■ **Goal of the exercise**: Reproduce each line that includes the word "color".

■ **Provided information**:
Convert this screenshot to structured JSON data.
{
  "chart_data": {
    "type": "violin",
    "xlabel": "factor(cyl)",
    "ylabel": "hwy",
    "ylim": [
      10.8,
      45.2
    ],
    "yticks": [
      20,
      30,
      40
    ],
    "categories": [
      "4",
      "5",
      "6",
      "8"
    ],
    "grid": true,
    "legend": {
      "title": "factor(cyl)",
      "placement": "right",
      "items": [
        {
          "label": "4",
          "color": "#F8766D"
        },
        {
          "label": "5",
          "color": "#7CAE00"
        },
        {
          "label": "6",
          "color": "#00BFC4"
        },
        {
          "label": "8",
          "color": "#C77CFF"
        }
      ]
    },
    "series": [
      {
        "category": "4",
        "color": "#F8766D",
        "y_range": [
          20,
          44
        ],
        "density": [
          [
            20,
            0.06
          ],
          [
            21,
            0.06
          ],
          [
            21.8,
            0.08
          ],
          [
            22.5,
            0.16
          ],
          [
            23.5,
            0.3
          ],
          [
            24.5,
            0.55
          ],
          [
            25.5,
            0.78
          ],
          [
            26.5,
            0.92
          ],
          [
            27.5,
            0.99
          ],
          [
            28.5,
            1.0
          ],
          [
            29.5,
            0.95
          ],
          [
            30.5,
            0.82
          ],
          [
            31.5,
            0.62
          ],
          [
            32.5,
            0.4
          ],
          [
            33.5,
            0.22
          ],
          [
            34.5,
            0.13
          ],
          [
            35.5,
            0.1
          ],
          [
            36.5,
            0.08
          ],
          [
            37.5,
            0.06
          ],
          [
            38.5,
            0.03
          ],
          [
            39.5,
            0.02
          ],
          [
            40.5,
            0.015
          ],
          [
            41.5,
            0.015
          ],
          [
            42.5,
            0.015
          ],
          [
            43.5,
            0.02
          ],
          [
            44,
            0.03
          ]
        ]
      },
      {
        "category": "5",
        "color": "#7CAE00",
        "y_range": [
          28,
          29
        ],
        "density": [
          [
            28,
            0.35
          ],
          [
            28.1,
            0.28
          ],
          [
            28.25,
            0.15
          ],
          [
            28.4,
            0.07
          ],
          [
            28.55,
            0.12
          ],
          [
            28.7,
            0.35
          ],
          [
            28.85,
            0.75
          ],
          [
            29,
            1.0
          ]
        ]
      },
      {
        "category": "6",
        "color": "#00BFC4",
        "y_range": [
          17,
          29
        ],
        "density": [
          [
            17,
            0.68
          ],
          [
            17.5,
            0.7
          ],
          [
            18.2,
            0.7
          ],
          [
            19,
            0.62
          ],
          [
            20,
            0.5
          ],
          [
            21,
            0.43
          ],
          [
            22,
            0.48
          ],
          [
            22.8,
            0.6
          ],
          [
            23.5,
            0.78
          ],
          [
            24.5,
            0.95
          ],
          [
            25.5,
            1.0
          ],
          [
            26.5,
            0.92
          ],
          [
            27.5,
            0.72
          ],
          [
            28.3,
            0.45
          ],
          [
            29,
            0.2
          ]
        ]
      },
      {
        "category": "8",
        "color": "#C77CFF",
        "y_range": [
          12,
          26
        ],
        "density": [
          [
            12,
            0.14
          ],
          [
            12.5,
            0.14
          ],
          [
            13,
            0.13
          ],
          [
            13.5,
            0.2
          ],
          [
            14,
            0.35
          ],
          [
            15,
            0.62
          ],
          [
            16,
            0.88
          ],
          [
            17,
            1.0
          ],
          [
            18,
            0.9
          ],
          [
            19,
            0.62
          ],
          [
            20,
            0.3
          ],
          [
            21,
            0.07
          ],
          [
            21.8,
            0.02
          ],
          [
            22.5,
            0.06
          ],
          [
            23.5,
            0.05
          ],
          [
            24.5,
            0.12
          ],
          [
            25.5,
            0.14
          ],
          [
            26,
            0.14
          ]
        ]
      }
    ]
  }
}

■ **Task solution**:
          "color": "#F8766D"
          "color": "#7CAE00"
          "color": "#00BFC4"
          "color": "#C77CFF"
        "color": "#F8766D",
        "color": "#7CAE00",
        "color": "#00BFC4",
        "color": "#C77CFF",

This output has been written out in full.